**WORK TO BE COMPLETED**
Return only the number of lines in the entries below that hold the word "planifiés".

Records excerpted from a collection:
+--
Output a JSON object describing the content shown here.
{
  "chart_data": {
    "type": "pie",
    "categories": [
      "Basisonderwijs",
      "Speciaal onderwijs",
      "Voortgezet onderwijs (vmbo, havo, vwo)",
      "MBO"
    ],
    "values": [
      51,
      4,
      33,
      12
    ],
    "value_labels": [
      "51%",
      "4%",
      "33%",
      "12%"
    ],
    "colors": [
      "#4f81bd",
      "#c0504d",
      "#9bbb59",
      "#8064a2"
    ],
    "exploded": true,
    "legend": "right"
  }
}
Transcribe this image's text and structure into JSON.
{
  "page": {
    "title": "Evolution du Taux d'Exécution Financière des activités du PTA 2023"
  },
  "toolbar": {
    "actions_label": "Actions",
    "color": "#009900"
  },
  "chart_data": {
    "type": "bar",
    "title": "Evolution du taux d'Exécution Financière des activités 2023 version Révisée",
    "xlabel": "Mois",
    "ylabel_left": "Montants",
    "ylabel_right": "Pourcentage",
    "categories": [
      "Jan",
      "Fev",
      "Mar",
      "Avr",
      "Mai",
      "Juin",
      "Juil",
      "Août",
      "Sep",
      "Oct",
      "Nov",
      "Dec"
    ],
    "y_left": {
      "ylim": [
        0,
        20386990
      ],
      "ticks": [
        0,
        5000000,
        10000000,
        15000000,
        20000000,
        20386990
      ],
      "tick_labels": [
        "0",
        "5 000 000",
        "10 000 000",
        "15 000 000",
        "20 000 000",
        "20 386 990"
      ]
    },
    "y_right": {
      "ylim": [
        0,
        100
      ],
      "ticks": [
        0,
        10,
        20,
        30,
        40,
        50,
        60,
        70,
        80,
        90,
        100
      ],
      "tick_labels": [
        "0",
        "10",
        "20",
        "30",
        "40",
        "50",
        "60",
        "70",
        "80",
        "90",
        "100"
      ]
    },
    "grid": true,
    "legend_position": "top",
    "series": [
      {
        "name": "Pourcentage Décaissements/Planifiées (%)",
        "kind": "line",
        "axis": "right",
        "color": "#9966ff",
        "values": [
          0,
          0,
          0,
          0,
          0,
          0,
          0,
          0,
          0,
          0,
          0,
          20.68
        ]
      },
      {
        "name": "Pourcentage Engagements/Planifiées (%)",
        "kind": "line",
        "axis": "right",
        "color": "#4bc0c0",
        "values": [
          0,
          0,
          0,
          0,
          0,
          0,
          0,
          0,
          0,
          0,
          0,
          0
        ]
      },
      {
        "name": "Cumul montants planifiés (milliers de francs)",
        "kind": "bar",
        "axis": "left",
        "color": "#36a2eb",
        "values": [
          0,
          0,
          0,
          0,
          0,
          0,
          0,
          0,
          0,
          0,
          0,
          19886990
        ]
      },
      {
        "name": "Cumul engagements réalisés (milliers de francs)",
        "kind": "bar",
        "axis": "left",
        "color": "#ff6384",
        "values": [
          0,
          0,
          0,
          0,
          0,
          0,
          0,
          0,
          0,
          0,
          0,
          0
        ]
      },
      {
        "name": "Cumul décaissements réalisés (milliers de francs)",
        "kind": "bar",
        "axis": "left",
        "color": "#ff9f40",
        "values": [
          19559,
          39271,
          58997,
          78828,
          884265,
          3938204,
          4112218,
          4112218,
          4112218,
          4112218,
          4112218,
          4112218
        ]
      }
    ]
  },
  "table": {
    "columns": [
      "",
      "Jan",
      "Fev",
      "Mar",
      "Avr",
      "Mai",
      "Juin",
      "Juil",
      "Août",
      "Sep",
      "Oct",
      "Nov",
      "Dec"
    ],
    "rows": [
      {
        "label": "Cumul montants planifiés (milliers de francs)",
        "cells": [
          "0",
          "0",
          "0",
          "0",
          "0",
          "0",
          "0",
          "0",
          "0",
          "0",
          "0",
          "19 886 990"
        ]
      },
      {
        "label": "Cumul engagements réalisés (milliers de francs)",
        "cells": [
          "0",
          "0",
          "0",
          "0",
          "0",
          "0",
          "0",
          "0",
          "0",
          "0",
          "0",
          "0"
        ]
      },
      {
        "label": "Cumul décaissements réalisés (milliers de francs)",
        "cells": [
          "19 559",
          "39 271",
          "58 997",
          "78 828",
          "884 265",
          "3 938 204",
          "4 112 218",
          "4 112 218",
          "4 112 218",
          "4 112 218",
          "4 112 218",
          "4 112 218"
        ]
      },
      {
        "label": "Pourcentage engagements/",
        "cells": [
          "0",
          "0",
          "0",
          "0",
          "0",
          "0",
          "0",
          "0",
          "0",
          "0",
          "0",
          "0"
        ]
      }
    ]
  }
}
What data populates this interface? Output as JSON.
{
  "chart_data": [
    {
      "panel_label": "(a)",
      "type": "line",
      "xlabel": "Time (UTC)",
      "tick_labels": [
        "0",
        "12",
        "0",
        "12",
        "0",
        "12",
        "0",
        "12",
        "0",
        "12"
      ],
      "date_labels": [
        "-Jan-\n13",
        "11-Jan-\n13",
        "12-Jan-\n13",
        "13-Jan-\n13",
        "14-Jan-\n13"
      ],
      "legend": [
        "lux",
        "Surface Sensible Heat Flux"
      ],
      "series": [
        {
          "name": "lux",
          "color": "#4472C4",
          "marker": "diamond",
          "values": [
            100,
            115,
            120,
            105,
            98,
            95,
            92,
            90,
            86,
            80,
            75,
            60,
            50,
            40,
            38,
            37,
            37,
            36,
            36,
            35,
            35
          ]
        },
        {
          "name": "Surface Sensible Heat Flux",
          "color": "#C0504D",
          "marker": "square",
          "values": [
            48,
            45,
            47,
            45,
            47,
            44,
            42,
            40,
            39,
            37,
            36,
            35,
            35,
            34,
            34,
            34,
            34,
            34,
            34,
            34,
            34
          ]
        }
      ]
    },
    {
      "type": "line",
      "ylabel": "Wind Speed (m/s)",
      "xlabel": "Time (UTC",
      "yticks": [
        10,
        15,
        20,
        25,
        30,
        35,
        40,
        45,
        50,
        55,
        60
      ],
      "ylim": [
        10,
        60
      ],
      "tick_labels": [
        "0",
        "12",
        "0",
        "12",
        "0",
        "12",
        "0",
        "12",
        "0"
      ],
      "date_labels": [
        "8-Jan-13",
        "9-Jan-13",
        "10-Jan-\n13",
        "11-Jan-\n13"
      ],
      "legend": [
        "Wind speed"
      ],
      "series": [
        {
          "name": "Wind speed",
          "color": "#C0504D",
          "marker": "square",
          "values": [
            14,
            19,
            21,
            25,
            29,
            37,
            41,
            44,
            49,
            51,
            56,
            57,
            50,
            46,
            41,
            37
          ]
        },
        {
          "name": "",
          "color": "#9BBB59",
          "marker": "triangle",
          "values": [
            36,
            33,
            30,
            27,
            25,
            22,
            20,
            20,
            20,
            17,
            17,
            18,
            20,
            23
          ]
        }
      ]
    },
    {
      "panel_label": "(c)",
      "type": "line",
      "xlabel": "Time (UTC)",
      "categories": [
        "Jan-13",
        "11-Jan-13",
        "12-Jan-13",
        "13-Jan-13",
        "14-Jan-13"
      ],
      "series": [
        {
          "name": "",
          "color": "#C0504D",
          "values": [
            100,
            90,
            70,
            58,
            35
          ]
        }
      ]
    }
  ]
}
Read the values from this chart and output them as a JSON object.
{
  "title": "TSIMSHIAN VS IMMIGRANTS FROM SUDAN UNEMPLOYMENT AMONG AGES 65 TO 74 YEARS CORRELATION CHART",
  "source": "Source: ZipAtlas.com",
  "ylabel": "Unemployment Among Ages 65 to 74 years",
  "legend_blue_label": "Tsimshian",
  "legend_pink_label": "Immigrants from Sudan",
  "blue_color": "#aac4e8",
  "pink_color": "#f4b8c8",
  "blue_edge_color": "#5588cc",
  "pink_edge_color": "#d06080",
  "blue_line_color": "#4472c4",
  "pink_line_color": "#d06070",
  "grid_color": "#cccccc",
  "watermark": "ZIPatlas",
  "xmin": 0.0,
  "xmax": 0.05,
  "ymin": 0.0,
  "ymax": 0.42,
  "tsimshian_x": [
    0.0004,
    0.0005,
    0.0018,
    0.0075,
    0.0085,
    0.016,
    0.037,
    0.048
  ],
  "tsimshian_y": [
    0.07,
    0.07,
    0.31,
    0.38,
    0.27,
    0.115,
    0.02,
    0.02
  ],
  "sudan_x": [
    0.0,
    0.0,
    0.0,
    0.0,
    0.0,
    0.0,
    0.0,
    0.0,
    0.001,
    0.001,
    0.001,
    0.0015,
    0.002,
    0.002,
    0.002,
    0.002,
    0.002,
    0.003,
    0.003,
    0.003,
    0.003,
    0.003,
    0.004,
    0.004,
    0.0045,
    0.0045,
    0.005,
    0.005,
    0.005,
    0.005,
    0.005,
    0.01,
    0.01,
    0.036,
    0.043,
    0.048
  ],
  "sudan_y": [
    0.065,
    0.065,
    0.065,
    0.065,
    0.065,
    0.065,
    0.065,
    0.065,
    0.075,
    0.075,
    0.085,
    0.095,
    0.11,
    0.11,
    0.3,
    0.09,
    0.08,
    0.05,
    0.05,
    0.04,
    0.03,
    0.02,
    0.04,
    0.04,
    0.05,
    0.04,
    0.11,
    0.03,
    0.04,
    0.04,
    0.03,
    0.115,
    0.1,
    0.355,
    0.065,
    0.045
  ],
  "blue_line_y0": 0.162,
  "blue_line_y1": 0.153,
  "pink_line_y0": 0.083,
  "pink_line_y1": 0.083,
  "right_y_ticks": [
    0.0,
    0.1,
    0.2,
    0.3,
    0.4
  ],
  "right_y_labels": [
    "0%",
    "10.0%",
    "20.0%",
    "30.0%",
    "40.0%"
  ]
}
+--
**FINISHED ANSWER**
2